What you should do
How many lines in the data below contain the string "result", with uppercase and lowercase treated as different? Reply with the number alone.

Material supplied
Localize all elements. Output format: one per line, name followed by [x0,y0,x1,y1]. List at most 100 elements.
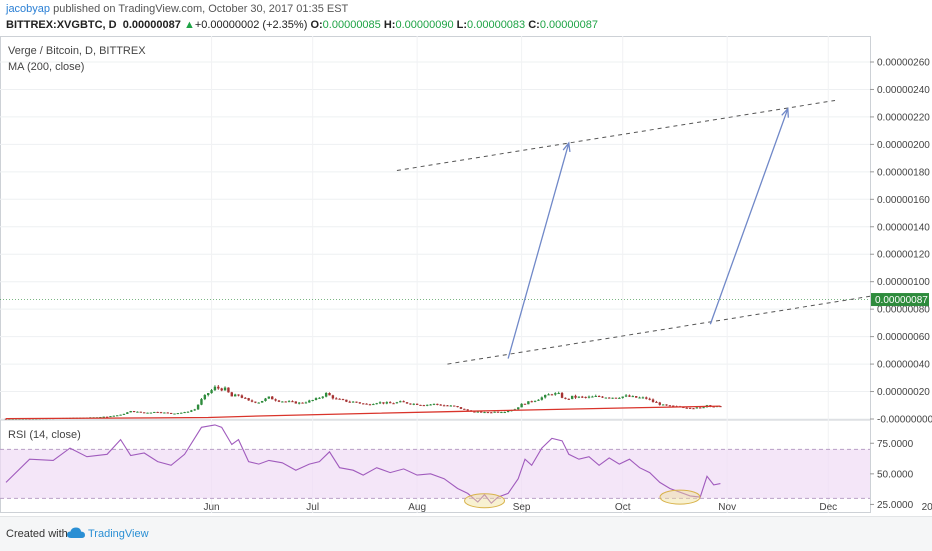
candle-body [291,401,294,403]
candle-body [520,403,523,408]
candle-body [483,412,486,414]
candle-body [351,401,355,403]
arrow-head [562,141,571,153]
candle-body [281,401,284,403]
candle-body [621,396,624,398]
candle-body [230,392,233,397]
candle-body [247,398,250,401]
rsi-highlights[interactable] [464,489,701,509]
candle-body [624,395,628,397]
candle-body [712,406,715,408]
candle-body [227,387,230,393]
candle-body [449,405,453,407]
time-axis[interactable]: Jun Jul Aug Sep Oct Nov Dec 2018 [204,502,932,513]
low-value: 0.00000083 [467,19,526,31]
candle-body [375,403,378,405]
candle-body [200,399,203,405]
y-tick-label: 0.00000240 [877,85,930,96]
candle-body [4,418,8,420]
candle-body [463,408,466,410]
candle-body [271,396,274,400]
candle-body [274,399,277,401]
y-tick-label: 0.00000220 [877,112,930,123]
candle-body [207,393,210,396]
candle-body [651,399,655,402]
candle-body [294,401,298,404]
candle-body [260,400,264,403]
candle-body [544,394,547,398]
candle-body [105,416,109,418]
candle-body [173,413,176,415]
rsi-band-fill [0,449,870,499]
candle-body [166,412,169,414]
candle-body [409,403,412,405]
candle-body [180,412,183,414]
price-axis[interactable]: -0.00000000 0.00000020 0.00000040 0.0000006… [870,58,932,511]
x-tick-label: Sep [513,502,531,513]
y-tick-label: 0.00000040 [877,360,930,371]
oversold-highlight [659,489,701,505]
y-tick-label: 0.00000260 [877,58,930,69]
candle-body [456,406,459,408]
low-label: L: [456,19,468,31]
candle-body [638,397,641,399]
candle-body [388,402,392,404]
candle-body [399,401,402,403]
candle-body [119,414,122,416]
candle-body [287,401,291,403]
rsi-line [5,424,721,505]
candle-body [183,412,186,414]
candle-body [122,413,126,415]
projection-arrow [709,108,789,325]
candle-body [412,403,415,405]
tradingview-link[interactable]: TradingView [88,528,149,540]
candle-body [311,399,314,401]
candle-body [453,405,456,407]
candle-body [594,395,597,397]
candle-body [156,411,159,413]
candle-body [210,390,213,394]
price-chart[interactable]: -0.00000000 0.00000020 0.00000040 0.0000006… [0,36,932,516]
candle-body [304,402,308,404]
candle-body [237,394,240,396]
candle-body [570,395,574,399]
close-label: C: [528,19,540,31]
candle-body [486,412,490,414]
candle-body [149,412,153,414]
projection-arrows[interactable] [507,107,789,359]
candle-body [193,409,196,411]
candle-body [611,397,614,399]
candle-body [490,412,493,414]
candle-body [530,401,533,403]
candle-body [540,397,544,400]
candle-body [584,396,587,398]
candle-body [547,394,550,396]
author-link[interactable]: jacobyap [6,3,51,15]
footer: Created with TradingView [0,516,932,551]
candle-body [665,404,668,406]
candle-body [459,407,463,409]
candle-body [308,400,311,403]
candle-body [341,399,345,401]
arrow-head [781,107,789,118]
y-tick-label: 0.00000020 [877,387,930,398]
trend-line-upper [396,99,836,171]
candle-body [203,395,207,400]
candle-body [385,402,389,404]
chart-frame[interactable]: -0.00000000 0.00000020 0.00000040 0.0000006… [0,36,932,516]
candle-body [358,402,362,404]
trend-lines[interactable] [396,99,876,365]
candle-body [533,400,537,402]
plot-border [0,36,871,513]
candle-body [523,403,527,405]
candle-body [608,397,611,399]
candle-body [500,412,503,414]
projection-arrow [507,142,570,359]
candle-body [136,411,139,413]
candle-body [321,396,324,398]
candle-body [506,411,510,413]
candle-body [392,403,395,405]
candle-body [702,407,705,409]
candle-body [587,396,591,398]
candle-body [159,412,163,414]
* * *
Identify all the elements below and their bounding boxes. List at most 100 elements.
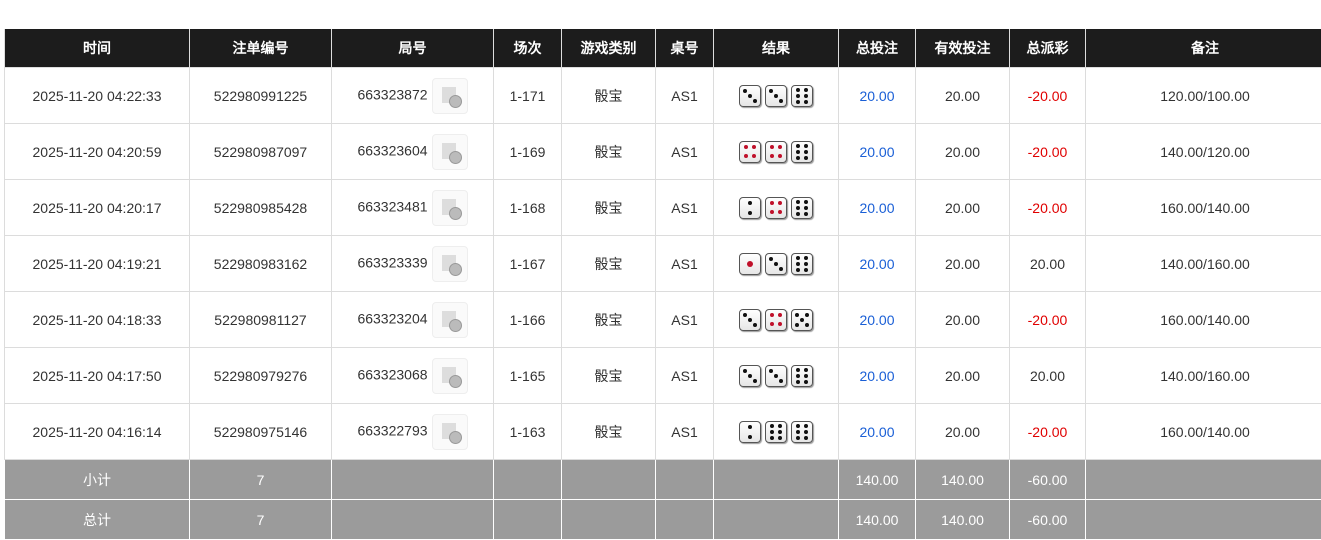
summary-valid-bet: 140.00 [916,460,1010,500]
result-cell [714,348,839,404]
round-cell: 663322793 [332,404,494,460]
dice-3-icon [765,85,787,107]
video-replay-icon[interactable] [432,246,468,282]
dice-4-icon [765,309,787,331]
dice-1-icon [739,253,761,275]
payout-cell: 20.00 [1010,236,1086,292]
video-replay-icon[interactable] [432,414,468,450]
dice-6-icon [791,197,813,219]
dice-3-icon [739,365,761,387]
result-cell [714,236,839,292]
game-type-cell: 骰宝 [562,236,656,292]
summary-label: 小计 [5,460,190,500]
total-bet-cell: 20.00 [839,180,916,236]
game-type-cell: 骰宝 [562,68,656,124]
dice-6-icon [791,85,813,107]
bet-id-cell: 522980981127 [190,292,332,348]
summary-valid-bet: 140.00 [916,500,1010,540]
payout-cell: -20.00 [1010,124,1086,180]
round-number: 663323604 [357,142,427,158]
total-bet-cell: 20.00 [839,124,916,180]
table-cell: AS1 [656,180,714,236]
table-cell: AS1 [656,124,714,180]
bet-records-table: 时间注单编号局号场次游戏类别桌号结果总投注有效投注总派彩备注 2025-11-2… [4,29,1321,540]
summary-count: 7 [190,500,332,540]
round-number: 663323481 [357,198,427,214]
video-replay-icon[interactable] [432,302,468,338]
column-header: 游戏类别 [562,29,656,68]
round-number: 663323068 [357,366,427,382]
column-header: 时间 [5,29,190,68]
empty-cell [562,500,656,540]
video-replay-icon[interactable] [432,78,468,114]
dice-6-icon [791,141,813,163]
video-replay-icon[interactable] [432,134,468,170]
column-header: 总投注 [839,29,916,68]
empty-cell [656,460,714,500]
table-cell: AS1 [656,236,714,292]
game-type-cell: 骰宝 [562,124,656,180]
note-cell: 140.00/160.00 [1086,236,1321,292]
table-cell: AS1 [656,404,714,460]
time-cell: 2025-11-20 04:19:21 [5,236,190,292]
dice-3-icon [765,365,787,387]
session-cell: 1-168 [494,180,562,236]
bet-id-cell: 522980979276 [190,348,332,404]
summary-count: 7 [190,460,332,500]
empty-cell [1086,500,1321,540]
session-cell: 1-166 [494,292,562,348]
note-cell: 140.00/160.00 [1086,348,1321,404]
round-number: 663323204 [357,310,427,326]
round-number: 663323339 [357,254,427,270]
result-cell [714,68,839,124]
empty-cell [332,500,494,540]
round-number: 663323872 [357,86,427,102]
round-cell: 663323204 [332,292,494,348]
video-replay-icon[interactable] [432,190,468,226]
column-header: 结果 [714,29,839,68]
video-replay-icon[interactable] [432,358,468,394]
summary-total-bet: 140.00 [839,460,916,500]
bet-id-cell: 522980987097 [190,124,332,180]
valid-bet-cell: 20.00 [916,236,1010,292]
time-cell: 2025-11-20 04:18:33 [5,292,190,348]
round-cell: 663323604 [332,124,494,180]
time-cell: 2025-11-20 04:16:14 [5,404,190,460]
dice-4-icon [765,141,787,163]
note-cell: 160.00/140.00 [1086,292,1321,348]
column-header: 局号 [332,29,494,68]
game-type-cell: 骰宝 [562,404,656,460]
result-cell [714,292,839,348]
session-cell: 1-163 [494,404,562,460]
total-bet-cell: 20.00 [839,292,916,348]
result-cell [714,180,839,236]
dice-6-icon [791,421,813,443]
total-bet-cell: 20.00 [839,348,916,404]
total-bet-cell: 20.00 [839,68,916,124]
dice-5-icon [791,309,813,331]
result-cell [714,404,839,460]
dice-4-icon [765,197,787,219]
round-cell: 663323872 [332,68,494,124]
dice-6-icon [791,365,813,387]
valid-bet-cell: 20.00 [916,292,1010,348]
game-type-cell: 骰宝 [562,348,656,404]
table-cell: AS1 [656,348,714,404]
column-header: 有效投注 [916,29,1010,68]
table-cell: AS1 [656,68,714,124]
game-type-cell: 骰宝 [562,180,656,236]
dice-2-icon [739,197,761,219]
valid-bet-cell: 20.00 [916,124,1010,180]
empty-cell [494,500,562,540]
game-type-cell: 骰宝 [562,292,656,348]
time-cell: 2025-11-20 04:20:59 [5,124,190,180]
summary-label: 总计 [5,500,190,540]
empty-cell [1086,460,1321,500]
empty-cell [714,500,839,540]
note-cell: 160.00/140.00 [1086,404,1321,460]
...
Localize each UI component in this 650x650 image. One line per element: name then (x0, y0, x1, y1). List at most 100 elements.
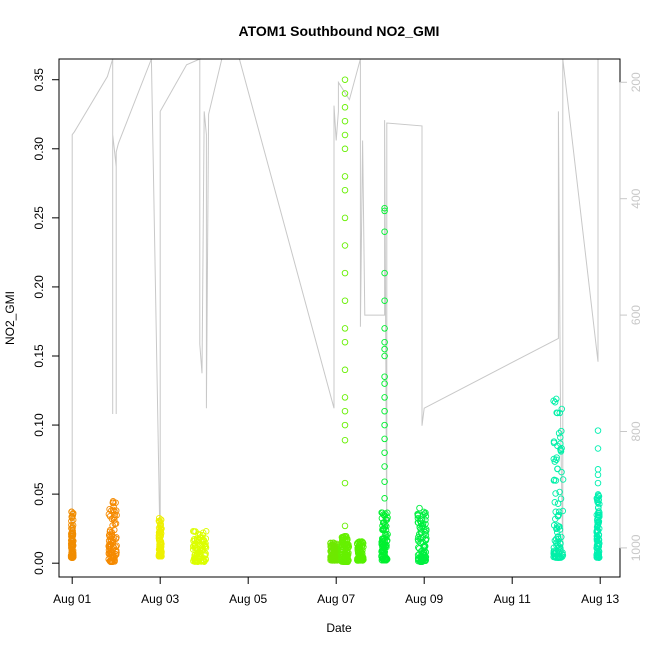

Solution
6